* _GOAL OF THE EXERCISE_
In the data below, find every line that has the string "with", and copy it.

╭─ ENTRIES PROVIDED

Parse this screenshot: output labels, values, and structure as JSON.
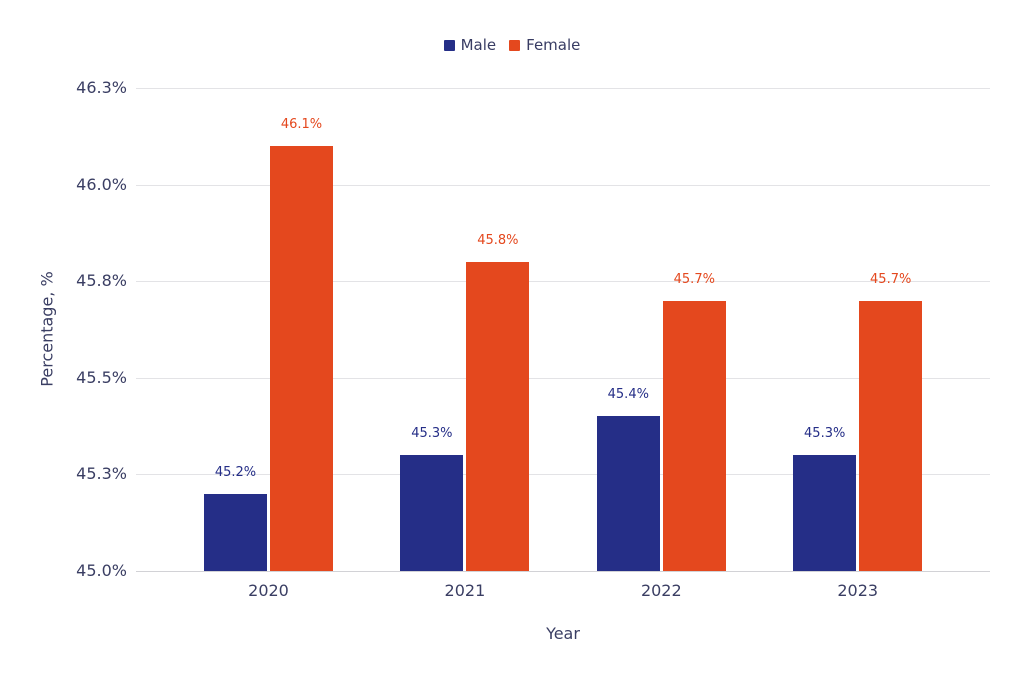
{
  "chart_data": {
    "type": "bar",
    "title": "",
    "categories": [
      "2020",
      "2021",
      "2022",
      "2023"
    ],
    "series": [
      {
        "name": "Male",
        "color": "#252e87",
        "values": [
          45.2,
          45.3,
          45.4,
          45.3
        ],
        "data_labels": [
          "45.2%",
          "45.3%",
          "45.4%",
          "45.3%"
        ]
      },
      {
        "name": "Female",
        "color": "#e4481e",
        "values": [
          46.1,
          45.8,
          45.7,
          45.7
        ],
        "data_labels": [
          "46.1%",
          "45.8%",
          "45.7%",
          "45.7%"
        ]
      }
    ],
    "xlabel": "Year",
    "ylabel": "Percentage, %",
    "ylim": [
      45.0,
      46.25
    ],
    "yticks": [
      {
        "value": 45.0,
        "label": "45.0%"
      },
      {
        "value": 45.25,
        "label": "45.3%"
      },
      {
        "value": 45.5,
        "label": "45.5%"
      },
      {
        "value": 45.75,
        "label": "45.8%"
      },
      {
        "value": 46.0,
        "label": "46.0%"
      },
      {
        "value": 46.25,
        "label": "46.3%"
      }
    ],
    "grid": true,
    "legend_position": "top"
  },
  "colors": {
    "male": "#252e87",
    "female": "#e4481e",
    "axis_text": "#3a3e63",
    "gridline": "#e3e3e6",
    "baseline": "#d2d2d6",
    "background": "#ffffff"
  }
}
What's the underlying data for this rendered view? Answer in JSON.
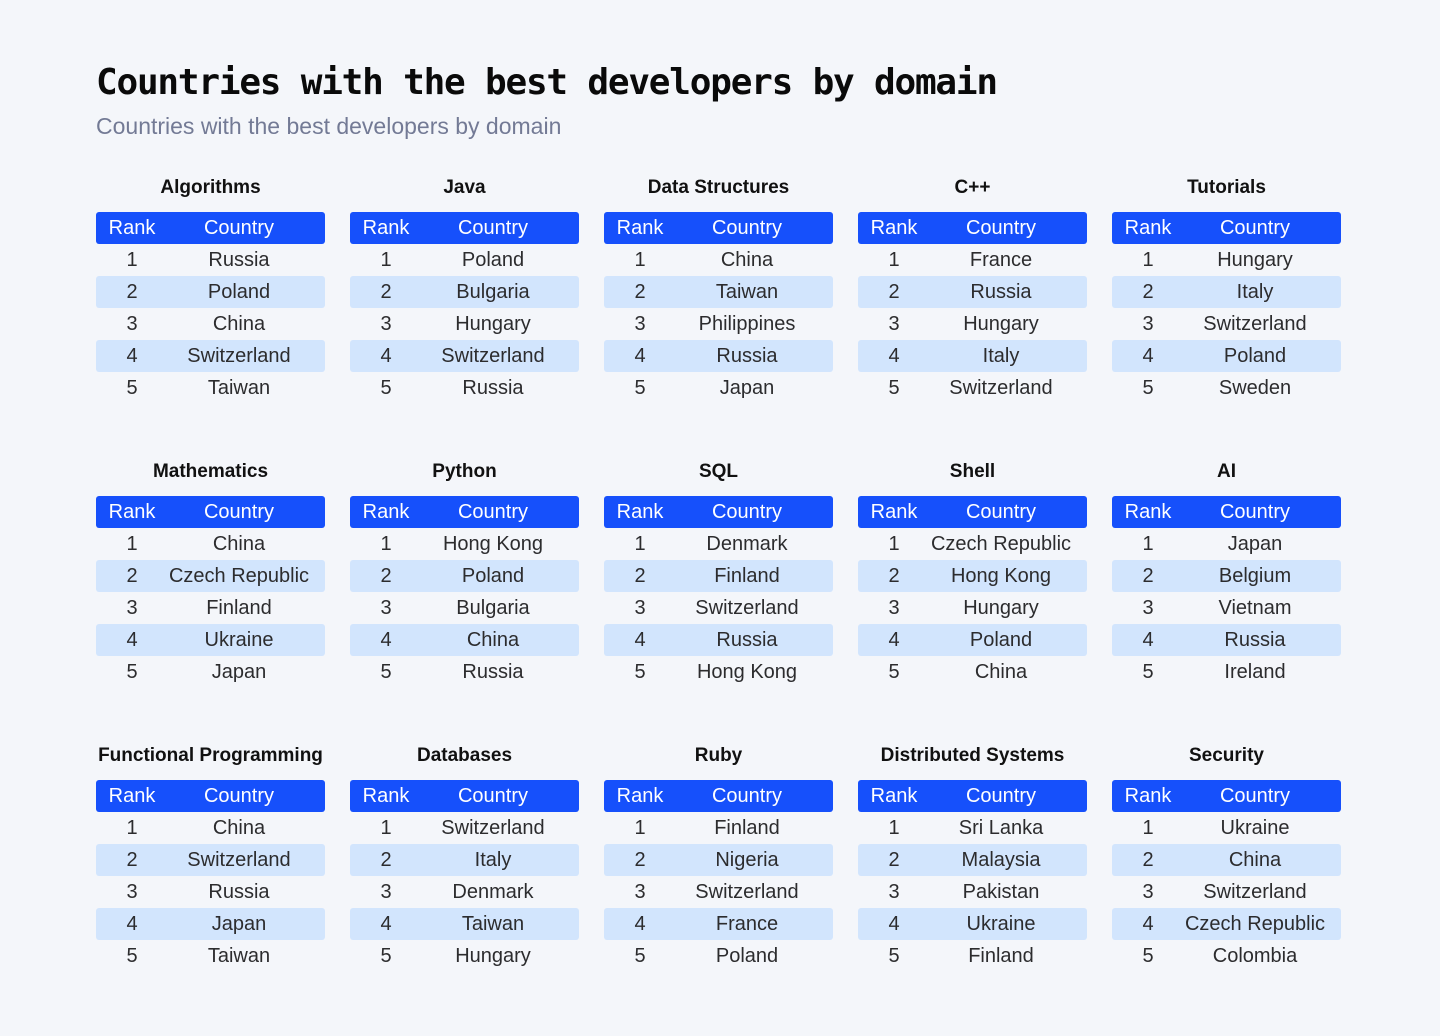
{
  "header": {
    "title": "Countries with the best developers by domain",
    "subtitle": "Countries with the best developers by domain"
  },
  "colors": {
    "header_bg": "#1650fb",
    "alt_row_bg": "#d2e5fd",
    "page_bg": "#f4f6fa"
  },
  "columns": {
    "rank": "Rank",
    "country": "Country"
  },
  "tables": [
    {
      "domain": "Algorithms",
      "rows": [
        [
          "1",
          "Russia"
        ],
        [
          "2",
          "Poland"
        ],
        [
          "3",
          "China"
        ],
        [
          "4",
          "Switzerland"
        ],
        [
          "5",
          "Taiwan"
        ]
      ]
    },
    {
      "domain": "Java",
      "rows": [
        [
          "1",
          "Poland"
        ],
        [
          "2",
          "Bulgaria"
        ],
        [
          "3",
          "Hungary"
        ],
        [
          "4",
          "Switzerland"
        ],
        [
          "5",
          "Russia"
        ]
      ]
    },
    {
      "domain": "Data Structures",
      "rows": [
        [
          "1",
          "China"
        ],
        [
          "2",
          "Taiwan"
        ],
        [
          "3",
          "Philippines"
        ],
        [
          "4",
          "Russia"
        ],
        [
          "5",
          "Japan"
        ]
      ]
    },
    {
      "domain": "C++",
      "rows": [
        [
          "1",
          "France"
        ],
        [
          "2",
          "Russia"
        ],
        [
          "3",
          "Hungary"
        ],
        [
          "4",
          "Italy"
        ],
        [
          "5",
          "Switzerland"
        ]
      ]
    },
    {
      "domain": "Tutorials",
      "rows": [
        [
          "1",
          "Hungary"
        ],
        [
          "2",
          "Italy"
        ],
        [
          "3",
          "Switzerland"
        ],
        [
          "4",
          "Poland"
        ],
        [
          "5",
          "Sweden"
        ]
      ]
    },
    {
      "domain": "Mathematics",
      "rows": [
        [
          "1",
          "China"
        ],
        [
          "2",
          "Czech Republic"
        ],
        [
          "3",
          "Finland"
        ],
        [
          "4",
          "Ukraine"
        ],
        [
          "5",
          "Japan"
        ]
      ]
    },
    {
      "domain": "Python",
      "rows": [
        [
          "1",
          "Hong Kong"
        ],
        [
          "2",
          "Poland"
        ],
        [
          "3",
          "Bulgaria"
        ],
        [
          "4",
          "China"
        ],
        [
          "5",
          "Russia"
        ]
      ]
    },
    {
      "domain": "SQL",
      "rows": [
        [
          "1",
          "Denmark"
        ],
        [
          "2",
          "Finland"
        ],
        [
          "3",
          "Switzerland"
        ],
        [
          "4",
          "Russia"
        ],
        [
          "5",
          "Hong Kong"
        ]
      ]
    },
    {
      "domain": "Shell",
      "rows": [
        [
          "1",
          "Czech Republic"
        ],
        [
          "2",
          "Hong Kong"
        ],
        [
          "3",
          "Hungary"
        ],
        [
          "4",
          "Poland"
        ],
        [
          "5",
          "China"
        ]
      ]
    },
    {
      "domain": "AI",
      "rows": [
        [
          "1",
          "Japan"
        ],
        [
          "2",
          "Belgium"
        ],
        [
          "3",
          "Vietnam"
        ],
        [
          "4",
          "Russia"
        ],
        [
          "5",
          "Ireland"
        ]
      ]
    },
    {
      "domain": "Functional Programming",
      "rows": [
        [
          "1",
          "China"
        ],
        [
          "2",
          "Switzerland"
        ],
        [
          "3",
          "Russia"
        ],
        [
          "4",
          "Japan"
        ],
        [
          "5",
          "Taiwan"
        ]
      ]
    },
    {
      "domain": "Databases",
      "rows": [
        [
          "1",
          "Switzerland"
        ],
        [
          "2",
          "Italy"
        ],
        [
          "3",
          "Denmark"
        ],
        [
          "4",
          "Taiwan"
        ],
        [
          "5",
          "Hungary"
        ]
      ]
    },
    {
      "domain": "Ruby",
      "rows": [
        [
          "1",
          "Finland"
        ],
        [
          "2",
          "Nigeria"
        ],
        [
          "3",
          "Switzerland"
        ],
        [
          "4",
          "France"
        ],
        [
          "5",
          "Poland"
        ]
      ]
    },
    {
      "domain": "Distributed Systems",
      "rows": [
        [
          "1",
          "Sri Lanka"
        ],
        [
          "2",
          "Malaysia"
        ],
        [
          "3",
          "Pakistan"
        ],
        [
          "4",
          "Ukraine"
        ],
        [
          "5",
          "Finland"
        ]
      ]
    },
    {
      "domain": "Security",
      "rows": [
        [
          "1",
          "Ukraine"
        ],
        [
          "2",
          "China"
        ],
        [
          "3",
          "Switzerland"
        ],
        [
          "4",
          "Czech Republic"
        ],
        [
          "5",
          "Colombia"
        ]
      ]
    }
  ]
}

╰─

* _COMPLETE RESPONSE_
    "title": "Countries with the best developers by domain",
    "subtitle": "Countries with the best developers by domain"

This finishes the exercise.